____ WORKING DATA

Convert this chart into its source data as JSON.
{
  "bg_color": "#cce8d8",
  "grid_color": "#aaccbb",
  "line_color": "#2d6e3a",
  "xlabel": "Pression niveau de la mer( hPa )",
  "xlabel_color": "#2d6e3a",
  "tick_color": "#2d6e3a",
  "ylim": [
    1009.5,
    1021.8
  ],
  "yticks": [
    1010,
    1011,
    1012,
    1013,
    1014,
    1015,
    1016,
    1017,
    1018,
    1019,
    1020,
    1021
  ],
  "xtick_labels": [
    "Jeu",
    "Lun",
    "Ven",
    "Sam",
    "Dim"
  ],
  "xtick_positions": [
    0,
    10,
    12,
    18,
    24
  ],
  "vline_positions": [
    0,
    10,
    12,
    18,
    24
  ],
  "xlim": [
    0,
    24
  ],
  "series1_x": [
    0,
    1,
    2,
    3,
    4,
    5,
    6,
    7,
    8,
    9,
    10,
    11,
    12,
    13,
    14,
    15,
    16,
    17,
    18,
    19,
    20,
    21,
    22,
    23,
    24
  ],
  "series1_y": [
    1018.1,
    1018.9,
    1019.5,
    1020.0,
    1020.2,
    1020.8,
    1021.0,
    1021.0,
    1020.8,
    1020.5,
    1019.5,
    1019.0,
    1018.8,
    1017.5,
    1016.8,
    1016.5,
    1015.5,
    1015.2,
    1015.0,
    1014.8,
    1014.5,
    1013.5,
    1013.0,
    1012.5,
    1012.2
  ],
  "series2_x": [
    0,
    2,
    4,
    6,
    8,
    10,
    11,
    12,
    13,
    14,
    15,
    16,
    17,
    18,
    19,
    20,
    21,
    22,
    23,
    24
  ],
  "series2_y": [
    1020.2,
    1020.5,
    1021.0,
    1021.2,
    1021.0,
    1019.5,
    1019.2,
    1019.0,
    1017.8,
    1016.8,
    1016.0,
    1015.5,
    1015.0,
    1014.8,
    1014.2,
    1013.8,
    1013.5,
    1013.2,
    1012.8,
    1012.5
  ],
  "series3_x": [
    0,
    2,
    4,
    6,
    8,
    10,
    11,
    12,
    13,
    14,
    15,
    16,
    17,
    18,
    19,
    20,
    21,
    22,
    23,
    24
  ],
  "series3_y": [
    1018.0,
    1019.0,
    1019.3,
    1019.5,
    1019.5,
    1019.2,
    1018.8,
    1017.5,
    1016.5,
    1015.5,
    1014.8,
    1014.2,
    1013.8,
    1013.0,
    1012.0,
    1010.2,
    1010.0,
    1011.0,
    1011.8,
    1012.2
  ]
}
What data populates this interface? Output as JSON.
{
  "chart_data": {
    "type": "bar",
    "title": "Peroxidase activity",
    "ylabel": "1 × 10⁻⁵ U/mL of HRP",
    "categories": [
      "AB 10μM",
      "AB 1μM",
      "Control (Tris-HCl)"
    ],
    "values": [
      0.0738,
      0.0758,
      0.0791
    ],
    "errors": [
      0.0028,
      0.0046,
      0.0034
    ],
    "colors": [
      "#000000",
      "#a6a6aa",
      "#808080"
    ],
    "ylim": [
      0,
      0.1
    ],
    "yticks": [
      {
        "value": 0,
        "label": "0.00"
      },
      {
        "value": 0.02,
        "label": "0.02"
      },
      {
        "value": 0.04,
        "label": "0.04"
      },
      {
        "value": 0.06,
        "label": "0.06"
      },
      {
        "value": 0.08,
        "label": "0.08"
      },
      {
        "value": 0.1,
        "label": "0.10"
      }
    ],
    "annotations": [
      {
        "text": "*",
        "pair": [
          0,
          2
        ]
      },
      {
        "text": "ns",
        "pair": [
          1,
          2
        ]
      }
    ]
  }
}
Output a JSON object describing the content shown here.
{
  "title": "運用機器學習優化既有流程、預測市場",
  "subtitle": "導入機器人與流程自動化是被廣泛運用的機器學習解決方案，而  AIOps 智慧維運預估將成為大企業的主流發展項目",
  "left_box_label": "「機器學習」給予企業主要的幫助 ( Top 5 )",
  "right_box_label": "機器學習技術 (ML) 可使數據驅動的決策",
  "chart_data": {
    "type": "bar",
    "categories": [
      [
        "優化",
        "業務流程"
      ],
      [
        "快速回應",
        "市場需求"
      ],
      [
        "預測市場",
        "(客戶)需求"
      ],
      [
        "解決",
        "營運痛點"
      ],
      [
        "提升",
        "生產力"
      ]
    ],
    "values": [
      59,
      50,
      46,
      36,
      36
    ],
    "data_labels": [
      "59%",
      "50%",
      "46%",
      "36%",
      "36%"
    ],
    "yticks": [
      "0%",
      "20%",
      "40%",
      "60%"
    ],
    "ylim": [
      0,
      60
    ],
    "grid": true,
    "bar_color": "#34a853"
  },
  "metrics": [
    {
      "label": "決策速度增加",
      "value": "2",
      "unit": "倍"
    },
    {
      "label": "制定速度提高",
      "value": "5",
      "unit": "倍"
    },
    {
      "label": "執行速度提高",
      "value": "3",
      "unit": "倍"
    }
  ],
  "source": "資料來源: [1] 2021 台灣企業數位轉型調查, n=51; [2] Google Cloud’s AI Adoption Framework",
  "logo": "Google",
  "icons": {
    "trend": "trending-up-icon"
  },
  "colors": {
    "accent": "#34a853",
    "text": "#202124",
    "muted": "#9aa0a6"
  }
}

________

OBJECTIVE
Restate every entry word for word.

TASK RESPONSE
Convert this chart into its source data as JSON.
{
  "bg_color": "#cce8d8",
  "grid_color": "#aaccbb",
  "line_color": "#2d6e3a",
  "xlabel": "Pression niveau de la mer( hPa )",
  "xlabel_color": "#2d6e3a",
  "tick_color": "#2d6e3a",
  "ylim": [
    1009.5,
    1021.8
  ],
  "yticks": [
    1010,
    1011,
    1012,
    1013,
    1014,
    1015,
    1016,
    1017,
    1018,
    1019,
    1020,
    1021
  ],
  "xtick_labels": [
    "Jeu",
    "Lun",
    "Ven",
    "Sam",
    "Dim"
  ],
  "xtick_positions": [
    0,
    10,
    12,
    18,
    24
  ],
  "vline_positions": [
    0,
    10,
    12,
    18,
    24
  ],
  "xlim": [
    0,
    24
  ],
  "series1_x": [
    0,
    1,
    2,
    3,
    4,
    5,
    6,
    7,
    8,
    9,
    10,
    11,
    12,
    13,
    14,
    15,
    16,
    17,
    18,
    19,
    20,
    21,
    22,
    23,
    24
  ],
  "series1_y": [
    1018.1,
    1018.9,
    1019.5,
    1020.0,
    1020.2,
    1020.8,
    1021.0,
    1021.0,
    1020.8,
    1020.5,
    1019.5,
    1019.0,
    1018.8,
    1017.5,
    1016.8,
    1016.5,
    1015.5,
    1015.2,
    1015.0,
    1014.8,
    1014.5,
    1013.5,
    1013.0,
    1012.5,
    1012.2
  ],
  "series2_x": [
    0,
    2,
    4,
    6,
    8,
    10,
    11,
    12,
    13,
    14,
    15,
    16,
    17,
    18,
    19,
    20,
    21,
    22,
    23,
    24
  ],
  "series2_y": [
    1020.2,
    1020.5,
    1021.0,
    1021.2,
    1021.0,
    1019.5,
    1019.2,
    1019.0,
    1017.8,
    1016.8,
    1016.0,
    1015.5,
    1015.0,
    1014.8,
    1014.2,
    1013.8,
    1013.5,
    1013.2,
    1012.8,
    1012.5
  ],
  "series3_x": [
    0,
    2,
    4,
    6,
    8,
    10,
    11,
    12,
    13,
    14,
    15,
    16,
    17,
    18,
    19,
    20,
    21,
    22,
    23,
    24
  ],
  "series3_y": [
    1018.0,
    1019.0,
    1019.3,
    1019.5,
    1019.5,
    1019.2,
    1018.8,
    1017.5,
    1016.5,
    1015.5,
    1014.8,
    1014.2,
    1013.8,
    1013.0,
    1012.0,
    1010.2,
    1010.0,
    1011.0,
    1011.8,
    1012.2
  ]
}
What data populates this interface? Output as JSON.
{
  "chart_data": {
    "type": "bar",
    "title": "Peroxidase activity",
    "ylabel": "1 × 10⁻⁵ U/mL of HRP",
    "categories": [
      "AB 10μM",
      "AB 1μM",
      "Control (Tris-HCl)"
    ],
    "values": [
      0.0738,
      0.0758,
      0.0791
    ],
    "errors": [
      0.0028,
      0.0046,
      0.0034
    ],
    "colors": [
      "#000000",
      "#a6a6aa",
      "#808080"
    ],
    "ylim": [
      0,
      0.1
    ],
    "yticks": [
      {
        "value": 0,
        "label": "0.00"
      },
      {
        "value": 0.02,
        "label": "0.02"
      },
      {
        "value": 0.04,
        "label": "0.04"
      },
      {
        "value": 0.06,
        "label": "0.06"
      },
      {
        "value": 0.08,
        "label": "0.08"
      },
      {
        "value": 0.1,
        "label": "0.10"
      }
    ],
    "annotations": [
      {
        "text": "*",
        "pair": [
          0,
          2
        ]
      },
      {
        "text": "ns",
        "pair": [
          1,
          2
        ]
      }
    ]
  }
}
Output a JSON object describing the content shown here.
{
  "title": "運用機器學習優化既有流程、預測市場",
  "subtitle": "導入機器人與流程自動化是被廣泛運用的機器學習解決方案，而  AIOps 智慧維運預估將成為大企業的主流發展項目",
  "left_box_label": "「機器學習」給予企業主要的幫助 ( Top 5 )",
  "right_box_label": "機器學習技術 (ML) 可使數據驅動的決策",
  "chart_data": {
    "type": "bar",
    "categories": [
      [
        "優化",
        "業務流程"
      ],
      [
        "快速回應",
        "市場需求"
      ],
      [
        "預測市場",
        "(客戶)需求"
      ],
      [
        "解決",
        "營運痛點"
      ],
      [
        "提升",
        "生產力"
      ]
    ],
    "values": [
      59,
      50,
      46,
      36,
      36
    ],
    "data_labels": [
      "59%",
      "50%",
      "46%",
      "36%",
      "36%"
    ],
    "yticks": [
      "0%",
      "20%",
      "40%",
      "60%"
    ],
    "ylim": [
      0,
      60
    ],
    "grid": true,
    "bar_color": "#34a853"
  },
  "metrics": [
    {
      "label": "決策速度增加",
      "value": "2",
      "unit": "倍"
    },
    {
      "label": "制定速度提高",
      "value": "5",
      "unit": "倍"
    },
    {
      "label": "執行速度提高",
      "value": "3",
      "unit": "倍"
    }
  ],
  "source": "資料來源: [1] 2021 台灣企業數位轉型調查, n=51; [2] Google Cloud’s AI Adoption Framework",
  "logo": "Google",
  "icons": {
    "trend": "trending-up-icon"
  },
  "colors": {
    "accent": "#34a853",
    "text": "#202124",
    "muted": "#9aa0a6"
  }
}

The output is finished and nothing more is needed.